## START

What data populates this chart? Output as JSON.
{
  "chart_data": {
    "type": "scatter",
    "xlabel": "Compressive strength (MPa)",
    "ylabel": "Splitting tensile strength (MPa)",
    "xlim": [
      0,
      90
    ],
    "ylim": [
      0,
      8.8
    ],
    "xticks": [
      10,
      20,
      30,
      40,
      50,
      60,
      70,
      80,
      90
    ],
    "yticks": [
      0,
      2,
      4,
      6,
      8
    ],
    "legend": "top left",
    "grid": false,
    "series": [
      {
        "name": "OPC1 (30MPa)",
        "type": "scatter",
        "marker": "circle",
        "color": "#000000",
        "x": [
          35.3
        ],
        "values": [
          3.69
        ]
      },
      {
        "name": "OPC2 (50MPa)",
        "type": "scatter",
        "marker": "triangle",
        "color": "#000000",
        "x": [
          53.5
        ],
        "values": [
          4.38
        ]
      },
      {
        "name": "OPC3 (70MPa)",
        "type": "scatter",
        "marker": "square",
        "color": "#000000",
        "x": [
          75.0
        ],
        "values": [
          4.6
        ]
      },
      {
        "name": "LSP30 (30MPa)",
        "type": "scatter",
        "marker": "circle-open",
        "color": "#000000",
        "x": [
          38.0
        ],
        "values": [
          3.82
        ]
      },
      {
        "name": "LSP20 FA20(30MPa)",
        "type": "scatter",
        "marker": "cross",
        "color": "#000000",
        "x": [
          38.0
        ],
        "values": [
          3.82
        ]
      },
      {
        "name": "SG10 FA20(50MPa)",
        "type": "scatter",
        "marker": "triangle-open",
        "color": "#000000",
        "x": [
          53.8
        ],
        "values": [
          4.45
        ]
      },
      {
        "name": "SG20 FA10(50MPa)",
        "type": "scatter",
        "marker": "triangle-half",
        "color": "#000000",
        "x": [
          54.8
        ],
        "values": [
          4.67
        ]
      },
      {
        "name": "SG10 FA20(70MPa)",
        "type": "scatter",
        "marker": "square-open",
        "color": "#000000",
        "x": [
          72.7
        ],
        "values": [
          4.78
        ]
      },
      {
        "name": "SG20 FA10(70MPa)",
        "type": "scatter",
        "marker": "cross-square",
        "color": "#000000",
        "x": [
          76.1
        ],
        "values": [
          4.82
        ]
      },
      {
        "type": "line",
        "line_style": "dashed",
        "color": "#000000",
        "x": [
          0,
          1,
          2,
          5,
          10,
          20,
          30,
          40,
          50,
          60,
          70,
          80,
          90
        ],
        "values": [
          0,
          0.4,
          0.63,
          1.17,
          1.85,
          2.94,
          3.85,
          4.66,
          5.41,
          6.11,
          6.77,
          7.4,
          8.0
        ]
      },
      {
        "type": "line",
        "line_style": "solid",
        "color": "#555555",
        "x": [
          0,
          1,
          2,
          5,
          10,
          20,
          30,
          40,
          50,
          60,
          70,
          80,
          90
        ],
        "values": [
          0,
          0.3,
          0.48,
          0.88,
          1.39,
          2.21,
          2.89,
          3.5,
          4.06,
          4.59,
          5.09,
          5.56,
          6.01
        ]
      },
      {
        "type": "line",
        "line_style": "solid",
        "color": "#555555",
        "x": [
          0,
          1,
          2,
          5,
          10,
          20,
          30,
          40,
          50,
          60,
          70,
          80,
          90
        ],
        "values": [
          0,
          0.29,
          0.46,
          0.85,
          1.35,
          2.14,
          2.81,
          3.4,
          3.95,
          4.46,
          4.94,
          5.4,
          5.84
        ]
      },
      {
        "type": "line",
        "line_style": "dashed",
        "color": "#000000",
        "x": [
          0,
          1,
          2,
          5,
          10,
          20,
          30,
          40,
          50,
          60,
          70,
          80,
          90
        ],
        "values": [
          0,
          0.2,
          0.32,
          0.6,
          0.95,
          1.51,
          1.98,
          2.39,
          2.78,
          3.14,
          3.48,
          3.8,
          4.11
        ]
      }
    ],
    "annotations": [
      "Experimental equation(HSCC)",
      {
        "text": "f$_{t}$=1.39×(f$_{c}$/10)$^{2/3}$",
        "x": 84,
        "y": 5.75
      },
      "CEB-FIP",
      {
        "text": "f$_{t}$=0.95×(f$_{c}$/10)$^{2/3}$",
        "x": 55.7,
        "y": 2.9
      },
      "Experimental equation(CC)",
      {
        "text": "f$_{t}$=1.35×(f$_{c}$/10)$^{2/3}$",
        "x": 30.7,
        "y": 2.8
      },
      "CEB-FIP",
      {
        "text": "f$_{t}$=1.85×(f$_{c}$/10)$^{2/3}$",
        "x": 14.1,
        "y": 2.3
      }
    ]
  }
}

## END

Stated task:
All entries must be repeated verbatim.

Correct result:
What data populates this chart? Output as JSON.
{
  "chart_data": {
    "type": "scatter",
    "xlabel": "Compressive strength (MPa)",
    "ylabel": "Splitting tensile strength (MPa)",
    "xlim": [
      0,
      90
    ],
    "ylim": [
      0,
      8.8
    ],
    "xticks": [
      10,
      20,
      30,
      40,
      50,
      60,
      70,
      80,
      90
    ],
    "yticks": [
      0,
      2,
      4,
      6,
      8
    ],
    "legend": "top left",
    "grid": false,
    "series": [
      {
        "name": "OPC1 (30MPa)",
        "type": "scatter",
        "marker": "circle",
        "color": "#000000",
        "x": [
          35.3
        ],
        "values": [
          3.69
        ]
      },
      {
        "name": "OPC2 (50MPa)",
        "type": "scatter",
        "marker": "triangle",
        "color": "#000000",
        "x": [
          53.5
        ],
        "values": [
          4.38
        ]
      },
      {
        "name": "OPC3 (70MPa)",
        "type": "scatter",
        "marker": "square",
        "color": "#000000",
        "x": [
          75.0
        ],
        "values": [
          4.6
        ]
      },
      {
        "name": "LSP30 (30MPa)",
        "type": "scatter",
        "marker": "circle-open",
        "color": "#000000",
        "x": [
          38.0
        ],
        "values": [
          3.82
        ]
      },
      {
        "name": "LSP20 FA20(30MPa)",
        "type": "scatter",
        "marker": "cross",
        "color": "#000000",
        "x": [
          38.0
        ],
        "values": [
          3.82
        ]
      },
      {
        "name": "SG10 FA20(50MPa)",
        "type": "scatter",
        "marker": "triangle-open",
        "color": "#000000",
        "x": [
          53.8
        ],
        "values": [
          4.45
        ]
      },
      {
        "name": "SG20 FA10(50MPa)",
        "type": "scatter",
        "marker": "triangle-half",
        "color": "#000000",
        "x": [
          54.8
        ],
        "values": [
          4.67
        ]
      },
      {
        "name": "SG10 FA20(70MPa)",
        "type": "scatter",
        "marker": "square-open",
        "color": "#000000",
        "x": [
          72.7
        ],
        "values": [
          4.78
        ]
      },
      {
        "name": "SG20 FA10(70MPa)",
        "type": "scatter",
        "marker": "cross-square",
        "color": "#000000",
        "x": [
          76.1
        ],
        "values": [
          4.82
        ]
      },
      {
        "type": "line",
        "line_style": "dashed",
        "color": "#000000",
        "x": [
          0,
          1,
          2,
          5,
          10,
          20,
          30,
          40,
          50,
          60,
          70,
          80,
          90
        ],
        "values": [
          0,
          0.4,
          0.63,
          1.17,
          1.85,
          2.94,
          3.85,
          4.66,
          5.41,
          6.11,
          6.77,
          7.4,
          8.0
        ]
      },
      {
        "type": "line",
        "line_style": "solid",
        "color": "#555555",
        "x": [
          0,
          1,
          2,
          5,
          10,
          20,
          30,
          40,
          50,
          60,
          70,
          80,
          90
        ],
        "values": [
          0,
          0.3,
          0.48,
          0.88,
          1.39,
          2.21,
          2.89,
          3.5,
          4.06,
          4.59,
          5.09,
          5.56,
          6.01
        ]
      },
      {
        "type": "line",
        "line_style": "solid",
        "color": "#555555",
        "x": [
          0,
          1,
          2,
          5,
          10,
          20,
          30,
          40,
          50,
          60,
          70,
          80,
          90
        ],
        "values": [
          0,
          0.29,
          0.46,
          0.85,
          1.35,
          2.14,
          2.81,
          3.4,
          3.95,
          4.46,
          4.94,
          5.4,
          5.84
        ]
      },
      {
        "type": "line",
        "line_style": "dashed",
        "color": "#000000",
        "x": [
          0,
          1,
          2,
          5,
          10,
          20,
          30,
          40,
          50,
          60,
          70,
          80,
          90
        ],
        "values": [
          0,
          0.2,
          0.32,
          0.6,
          0.95,
          1.51,
          1.98,
          2.39,
          2.78,
          3.14,
          3.48,
          3.8,
          4.11
        ]
      }
    ],
    "annotations": [
      "Experimental equation(HSCC)",
      {
        "text": "f$_{t}$=1.39×(f$_{c}$/10)$^{2/3}$",
        "x": 84,
        "y": 5.75
      },
      "CEB-FIP",
      {
        "text": "f$_{t}$=0.95×(f$_{c}$/10)$^{2/3}$",
        "x": 55.7,
        "y": 2.9
      },
      "Experimental equation(CC)",
      {
        "text": "f$_{t}$=1.35×(f$_{c}$/10)$^{2/3}$",
        "x": 30.7,
        "y": 2.8
      },
      "CEB-FIP",
      {
        "text": "f$_{t}$=1.85×(f$_{c}$/10)$^{2/3}$",
        "x": 14.1,
        "y": 2.3
      }
    ]
  }
}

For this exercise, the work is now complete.